- YOUR TASK -
For the entries below, how many lines include the word "pendentif"? Give the figure and nothing more.

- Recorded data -

※ ※ ※

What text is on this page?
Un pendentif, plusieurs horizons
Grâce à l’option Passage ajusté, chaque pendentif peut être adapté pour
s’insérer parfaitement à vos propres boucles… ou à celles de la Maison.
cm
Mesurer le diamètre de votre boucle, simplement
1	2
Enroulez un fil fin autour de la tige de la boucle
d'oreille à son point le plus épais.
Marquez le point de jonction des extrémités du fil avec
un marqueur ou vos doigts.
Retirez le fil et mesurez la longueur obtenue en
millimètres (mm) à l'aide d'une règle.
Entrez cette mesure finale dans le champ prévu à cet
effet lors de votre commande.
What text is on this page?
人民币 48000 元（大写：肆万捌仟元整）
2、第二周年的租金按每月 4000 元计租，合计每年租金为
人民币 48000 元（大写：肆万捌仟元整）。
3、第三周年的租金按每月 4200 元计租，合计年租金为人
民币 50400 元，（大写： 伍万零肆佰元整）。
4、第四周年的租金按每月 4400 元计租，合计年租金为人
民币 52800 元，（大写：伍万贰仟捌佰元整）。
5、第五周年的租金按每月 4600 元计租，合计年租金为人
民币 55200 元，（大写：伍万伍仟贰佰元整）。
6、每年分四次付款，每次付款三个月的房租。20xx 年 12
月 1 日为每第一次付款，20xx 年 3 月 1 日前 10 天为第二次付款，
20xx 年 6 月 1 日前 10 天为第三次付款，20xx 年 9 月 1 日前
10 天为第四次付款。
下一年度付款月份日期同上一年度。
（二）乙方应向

※ ※ ※

- RESULT -
2